The problem
Reproduce each line exactly. Skip none.

Material for this exercise
—————
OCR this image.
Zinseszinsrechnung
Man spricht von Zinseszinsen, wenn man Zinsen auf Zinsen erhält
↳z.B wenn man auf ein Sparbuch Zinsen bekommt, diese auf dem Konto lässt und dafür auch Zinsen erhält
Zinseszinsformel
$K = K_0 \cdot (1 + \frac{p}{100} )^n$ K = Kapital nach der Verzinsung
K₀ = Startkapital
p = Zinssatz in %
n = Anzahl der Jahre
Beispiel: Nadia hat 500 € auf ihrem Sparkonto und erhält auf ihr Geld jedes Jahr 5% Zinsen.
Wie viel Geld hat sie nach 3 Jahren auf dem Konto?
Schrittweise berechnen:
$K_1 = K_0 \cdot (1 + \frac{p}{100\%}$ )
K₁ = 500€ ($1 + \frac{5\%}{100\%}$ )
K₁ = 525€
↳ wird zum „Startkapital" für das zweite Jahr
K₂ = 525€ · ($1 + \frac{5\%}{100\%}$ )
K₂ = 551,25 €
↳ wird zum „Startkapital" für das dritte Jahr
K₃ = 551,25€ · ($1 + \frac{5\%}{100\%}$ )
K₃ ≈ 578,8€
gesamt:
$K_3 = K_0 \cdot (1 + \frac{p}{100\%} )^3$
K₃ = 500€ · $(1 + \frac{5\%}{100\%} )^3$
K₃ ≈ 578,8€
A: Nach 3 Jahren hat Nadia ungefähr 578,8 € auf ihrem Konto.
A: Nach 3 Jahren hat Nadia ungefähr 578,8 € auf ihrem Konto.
—————
Solution
OCR this image.
Zinseszinsrechnung
Man spricht von Zinseszinsen, wenn man Zinsen auf Zinsen erhält
↳z.B wenn man auf ein Sparbuch Zinsen bekommt, diese auf dem Konto lässt und dafür auch Zinsen erhält
Zinseszinsformel
$K = K_0 \cdot (1 + \frac{p}{100} )^n$ K = Kapital nach der Verzinsung
K₀ = Startkapital
p = Zinssatz in %
n = Anzahl der Jahre
Beispiel: Nadia hat 500 € auf ihrem Sparkonto und erhält auf ihr Geld jedes Jahr 5% Zinsen.
Wie viel Geld hat sie nach 3 Jahren auf dem Konto?
Schrittweise berechnen:
$K_1 = K_0 \cdot (1 + \frac{p}{100\%}$ )
K₁ = 500€ ($1 + \frac{5\%}{100\%}$ )
K₁ = 525€
↳ wird zum „Startkapital" für das zweite Jahr
K₂ = 525€ · ($1 + \frac{5\%}{100\%}$ )
K₂ = 551,25 €
↳ wird zum „Startkapital" für das dritte Jahr
K₃ = 551,25€ · ($1 + \frac{5\%}{100\%}$ )
K₃ ≈ 578,8€
gesamt:
$K_3 = K_0 \cdot (1 + \frac{p}{100\%} )^3$
K₃ = 500€ · $(1 + \frac{5\%}{100\%} )^3$
K₃ ≈ 578,8€
A: Nach 3 Jahren hat Nadia ungefähr 578,8 € auf ihrem Konto.
A: Nach 3 Jahren hat Nadia ungefähr 578,8 € auf ihrem Konto.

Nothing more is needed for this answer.